:: Collected data entries ::
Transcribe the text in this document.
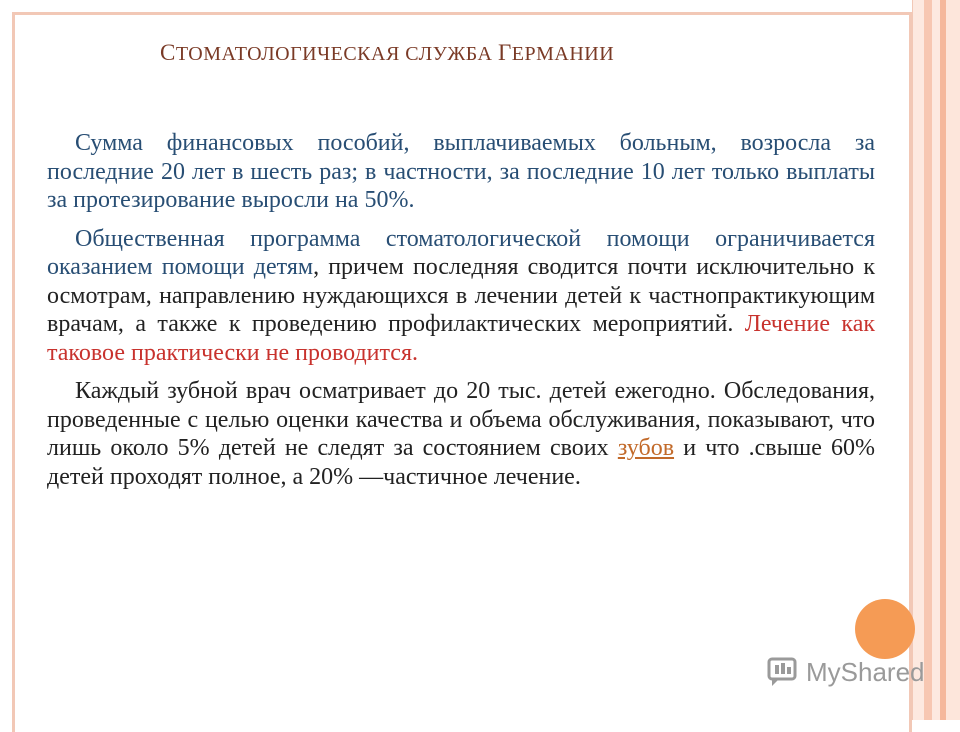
СТОМАТОЛОГИЧЕСКАЯ СЛУЖБА ГЕРМАНИИ

Сумма финансовых пособий, выплачиваемых больным, возросла за последние 20 лет в шесть раз; в частности, за последние 10 лет только выплаты за протезирование выросли на 50%.

Общественная программа стоматологической помощи ограничивается оказанием помощи детям, причем последняя сводится почти исключительно к осмотрам, направлению нуждающихся в лечении детей к частнопрактикующим врачам, а также к проведению профилактических мероприятий. Лечение как таковое практически не проводится.

Каждый зубной врач осматривает до 20 тыс. детей ежегодно. Обследования, проведенные с целью оценки качества и объема обслуживания, показывают, что лишь около 5% детей не следят за состоянием своих зубов и что .свыше 60% детей проходят полное, а 20% —частичное лечение.

MyShared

:: Directive ::
Output every entry verbatim. Pictures do not belong in the copy.

:: Output below ::
Transcribe the text in this document.
СТОМАТОЛОГИЧЕСКАЯ СЛУЖБА ГЕРМАНИИ

Сумма финансовых пособий, выплачиваемых больным, возросла за последние 20 лет в шесть раз; в частности, за последние 10 лет только выплаты за протезирование выросли на 50%.

Общественная программа стоматологической помощи ограничивается оказанием помощи детям, причем последняя сводится почти исключительно к осмотрам, направлению нуждающихся в лечении детей к частнопрактикующим врачам, а также к проведению профилактических мероприятий. Лечение как таковое практически не проводится.

Каждый зубной врач осматривает до 20 тыс. детей ежегодно. Обследования, проведенные с целью оценки качества и объема обслуживания, показывают, что лишь около 5% детей не следят за состоянием своих зубов и что .свыше 60% детей проходят полное, а 20% —частичное лечение.

MyShared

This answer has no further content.